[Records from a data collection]
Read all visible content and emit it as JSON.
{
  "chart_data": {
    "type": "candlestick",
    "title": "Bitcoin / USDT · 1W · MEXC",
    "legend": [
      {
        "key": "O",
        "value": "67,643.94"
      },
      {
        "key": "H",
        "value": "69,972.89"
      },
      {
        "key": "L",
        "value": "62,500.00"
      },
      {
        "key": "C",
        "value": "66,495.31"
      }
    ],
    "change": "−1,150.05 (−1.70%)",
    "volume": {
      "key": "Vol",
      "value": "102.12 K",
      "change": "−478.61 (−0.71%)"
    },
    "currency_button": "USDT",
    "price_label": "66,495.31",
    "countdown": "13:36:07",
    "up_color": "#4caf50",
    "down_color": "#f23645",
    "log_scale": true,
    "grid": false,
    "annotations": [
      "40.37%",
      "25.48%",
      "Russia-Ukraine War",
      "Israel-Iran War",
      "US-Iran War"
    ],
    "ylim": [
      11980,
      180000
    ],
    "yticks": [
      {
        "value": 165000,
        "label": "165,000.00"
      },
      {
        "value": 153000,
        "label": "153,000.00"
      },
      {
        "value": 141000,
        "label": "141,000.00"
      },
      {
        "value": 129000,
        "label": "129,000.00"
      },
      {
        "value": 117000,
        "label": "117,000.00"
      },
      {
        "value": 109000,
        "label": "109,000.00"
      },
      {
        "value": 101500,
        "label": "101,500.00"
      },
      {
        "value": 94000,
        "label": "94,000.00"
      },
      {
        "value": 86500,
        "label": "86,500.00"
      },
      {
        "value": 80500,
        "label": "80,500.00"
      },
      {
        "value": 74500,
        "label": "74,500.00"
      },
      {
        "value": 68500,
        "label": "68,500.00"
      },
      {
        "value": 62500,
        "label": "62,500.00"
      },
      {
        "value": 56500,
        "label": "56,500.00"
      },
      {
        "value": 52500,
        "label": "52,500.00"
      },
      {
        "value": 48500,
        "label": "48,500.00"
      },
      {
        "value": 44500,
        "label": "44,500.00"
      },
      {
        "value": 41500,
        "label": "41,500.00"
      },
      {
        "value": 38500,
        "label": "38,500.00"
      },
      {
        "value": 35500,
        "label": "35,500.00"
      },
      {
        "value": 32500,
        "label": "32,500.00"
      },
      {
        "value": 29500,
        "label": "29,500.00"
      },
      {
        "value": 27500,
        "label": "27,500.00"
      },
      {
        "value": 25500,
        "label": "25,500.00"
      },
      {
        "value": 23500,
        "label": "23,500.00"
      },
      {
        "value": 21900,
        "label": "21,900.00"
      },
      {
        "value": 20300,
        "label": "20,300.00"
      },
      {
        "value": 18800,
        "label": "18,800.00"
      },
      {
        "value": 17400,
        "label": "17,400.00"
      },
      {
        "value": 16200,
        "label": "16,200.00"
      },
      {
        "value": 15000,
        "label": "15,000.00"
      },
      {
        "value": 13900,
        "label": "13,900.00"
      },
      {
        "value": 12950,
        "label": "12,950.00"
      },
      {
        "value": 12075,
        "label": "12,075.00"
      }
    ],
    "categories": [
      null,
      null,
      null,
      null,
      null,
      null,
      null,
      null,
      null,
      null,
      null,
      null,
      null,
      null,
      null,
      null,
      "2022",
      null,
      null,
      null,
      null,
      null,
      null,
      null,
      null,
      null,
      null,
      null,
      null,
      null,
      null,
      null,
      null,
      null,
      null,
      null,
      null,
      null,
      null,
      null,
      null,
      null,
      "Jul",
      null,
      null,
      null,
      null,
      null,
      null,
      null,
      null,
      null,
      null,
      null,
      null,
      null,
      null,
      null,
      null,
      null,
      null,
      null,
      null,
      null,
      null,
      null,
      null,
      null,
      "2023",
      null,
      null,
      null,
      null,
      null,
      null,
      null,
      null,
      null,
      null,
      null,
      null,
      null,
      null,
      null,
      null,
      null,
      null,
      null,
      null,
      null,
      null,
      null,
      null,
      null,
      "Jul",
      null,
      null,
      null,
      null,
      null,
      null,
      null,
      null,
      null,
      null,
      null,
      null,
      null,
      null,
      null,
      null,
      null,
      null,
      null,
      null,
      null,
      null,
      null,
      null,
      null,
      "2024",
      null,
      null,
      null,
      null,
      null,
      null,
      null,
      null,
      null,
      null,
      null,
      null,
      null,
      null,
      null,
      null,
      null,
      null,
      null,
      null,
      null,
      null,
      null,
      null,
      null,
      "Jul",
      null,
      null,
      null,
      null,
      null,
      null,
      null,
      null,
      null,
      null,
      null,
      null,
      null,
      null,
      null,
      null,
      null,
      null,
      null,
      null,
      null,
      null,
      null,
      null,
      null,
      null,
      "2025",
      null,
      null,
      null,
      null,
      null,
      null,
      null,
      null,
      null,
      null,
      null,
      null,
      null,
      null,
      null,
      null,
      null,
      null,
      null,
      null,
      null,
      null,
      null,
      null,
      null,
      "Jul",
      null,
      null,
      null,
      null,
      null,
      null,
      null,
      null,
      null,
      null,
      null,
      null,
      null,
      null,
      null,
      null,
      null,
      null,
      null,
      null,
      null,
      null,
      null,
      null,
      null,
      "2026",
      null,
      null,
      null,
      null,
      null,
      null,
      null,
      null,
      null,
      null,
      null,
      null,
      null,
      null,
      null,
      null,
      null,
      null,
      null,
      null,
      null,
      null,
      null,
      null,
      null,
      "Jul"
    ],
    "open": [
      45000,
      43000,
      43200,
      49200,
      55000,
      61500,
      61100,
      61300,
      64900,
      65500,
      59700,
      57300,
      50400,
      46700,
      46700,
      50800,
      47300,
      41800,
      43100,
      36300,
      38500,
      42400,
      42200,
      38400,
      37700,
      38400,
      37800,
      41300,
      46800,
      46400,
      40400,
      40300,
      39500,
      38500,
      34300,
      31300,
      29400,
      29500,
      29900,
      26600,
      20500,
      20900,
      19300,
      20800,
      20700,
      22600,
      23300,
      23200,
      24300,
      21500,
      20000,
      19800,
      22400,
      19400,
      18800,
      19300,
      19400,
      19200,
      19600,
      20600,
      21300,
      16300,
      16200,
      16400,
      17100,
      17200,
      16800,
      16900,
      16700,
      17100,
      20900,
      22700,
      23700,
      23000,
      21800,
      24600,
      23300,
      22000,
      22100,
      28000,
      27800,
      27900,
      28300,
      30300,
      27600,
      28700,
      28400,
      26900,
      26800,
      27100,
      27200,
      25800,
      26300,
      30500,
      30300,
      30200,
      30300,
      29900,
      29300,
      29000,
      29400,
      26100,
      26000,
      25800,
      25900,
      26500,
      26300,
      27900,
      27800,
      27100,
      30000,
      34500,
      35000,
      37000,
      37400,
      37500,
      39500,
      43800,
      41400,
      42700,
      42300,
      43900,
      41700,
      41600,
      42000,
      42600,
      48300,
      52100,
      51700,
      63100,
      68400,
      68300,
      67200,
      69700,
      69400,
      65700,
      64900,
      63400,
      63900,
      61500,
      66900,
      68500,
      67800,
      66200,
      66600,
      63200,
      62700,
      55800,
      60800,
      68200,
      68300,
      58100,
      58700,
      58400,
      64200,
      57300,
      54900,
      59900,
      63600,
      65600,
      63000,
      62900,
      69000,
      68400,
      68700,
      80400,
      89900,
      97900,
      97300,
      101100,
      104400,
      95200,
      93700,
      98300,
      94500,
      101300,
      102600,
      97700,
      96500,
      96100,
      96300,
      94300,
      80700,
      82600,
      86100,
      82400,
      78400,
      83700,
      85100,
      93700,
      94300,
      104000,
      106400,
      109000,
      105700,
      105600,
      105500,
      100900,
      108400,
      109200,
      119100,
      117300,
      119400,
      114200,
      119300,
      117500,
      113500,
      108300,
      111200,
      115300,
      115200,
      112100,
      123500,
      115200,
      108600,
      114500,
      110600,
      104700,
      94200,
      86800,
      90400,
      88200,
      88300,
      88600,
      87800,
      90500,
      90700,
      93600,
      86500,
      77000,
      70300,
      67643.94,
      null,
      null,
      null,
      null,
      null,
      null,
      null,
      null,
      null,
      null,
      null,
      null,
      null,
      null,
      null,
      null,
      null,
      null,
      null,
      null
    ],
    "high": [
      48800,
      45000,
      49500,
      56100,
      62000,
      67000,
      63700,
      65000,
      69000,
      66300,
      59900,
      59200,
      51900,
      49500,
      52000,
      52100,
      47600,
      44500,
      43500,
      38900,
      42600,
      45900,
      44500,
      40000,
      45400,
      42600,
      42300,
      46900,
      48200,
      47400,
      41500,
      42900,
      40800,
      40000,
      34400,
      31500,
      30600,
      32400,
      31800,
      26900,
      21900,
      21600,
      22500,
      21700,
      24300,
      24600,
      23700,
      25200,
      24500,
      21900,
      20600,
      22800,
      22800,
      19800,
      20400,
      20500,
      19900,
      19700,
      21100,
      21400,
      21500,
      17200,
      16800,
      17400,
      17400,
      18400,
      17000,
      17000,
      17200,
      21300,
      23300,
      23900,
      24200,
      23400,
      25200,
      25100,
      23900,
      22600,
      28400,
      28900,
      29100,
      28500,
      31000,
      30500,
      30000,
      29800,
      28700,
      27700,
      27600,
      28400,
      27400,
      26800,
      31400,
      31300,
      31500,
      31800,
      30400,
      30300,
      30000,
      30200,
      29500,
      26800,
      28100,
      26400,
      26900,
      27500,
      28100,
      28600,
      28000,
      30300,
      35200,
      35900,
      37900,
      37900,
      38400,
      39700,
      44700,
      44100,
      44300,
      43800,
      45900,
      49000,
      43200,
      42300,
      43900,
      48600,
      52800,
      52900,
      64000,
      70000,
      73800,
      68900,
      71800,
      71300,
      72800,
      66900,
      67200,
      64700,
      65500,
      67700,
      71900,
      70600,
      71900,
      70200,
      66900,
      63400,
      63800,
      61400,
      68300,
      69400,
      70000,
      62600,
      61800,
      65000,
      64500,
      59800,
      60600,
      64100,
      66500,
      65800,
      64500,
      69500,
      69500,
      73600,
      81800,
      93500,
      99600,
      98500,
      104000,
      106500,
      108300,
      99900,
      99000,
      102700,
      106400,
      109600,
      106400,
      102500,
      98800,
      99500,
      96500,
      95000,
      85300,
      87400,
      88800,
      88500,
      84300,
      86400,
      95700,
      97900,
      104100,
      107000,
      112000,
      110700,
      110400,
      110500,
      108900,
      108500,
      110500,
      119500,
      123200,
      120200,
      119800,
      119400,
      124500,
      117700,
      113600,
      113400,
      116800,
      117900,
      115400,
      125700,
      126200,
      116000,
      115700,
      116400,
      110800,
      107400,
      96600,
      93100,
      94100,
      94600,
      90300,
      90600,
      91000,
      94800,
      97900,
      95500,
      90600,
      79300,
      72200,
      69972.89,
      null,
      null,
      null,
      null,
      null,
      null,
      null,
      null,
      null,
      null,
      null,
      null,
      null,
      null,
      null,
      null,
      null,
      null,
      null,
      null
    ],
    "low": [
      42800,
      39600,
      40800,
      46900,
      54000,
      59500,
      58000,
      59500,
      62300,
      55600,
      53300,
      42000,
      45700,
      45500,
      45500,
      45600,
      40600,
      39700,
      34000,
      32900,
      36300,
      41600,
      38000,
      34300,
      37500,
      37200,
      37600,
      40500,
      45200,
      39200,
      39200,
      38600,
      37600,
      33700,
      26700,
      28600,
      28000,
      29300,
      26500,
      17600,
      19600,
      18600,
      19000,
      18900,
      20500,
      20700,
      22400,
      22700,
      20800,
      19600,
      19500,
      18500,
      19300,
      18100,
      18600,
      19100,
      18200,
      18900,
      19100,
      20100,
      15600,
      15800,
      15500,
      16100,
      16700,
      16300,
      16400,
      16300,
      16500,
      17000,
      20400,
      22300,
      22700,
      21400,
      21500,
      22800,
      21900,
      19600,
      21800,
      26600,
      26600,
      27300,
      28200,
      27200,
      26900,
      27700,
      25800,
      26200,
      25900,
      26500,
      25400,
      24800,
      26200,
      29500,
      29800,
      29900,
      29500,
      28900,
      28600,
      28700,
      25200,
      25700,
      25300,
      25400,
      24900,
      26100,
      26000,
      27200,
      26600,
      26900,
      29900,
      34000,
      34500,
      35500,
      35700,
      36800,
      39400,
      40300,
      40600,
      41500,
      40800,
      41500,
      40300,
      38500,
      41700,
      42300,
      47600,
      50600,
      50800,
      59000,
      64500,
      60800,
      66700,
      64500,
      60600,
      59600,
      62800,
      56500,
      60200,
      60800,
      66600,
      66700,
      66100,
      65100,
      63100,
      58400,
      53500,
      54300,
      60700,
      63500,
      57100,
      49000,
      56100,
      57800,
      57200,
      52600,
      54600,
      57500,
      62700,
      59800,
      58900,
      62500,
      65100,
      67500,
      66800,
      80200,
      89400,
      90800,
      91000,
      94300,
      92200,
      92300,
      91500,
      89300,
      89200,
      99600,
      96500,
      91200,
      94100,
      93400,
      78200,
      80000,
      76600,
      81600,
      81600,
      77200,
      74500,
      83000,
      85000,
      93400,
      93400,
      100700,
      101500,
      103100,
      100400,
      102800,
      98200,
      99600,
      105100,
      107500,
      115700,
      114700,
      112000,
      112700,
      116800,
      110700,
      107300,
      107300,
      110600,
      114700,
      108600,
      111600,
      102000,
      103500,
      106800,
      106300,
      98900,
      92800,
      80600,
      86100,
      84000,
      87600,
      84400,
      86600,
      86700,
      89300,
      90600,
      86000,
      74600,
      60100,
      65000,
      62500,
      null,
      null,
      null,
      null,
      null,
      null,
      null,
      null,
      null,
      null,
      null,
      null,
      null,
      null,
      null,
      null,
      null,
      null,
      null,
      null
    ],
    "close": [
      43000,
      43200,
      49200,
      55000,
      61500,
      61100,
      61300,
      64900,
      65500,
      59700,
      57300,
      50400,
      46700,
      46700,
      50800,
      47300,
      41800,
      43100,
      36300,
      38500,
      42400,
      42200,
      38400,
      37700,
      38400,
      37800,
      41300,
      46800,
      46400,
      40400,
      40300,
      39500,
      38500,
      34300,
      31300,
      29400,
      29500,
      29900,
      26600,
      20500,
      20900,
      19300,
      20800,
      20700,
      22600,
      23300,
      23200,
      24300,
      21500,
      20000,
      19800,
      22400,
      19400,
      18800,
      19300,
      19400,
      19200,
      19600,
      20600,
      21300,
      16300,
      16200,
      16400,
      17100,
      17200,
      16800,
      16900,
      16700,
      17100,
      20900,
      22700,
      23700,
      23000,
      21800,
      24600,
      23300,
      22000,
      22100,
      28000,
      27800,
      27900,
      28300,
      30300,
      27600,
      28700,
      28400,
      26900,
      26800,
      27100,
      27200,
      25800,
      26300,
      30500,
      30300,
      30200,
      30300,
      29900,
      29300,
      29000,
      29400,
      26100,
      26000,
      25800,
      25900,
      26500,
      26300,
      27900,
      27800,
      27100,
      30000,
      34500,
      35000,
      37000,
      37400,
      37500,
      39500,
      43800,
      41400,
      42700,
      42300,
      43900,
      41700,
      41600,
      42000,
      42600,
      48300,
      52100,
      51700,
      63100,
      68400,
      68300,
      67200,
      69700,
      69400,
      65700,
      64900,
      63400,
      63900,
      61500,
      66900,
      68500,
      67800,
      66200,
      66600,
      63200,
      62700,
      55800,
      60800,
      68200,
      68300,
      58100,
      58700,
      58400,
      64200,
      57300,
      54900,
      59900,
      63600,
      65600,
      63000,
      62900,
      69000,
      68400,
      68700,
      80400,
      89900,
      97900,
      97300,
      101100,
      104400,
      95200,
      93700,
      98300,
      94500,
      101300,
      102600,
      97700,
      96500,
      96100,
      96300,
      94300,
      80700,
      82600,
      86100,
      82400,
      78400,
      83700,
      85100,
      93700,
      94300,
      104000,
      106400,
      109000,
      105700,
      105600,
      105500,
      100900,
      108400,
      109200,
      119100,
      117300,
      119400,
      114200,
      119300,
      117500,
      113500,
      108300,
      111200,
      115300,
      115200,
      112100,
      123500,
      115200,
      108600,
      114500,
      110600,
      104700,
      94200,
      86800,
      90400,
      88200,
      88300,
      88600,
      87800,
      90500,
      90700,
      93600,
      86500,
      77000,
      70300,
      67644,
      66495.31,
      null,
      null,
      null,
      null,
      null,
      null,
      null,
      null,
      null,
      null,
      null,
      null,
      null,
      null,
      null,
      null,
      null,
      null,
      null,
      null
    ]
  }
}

# TASK:
From the records given above, copy all lines containing "USDT".

# FINAL RESULT:
    "title": "Bitcoin / USDT · 1W · MEXC",
    "currency_button": "USDT",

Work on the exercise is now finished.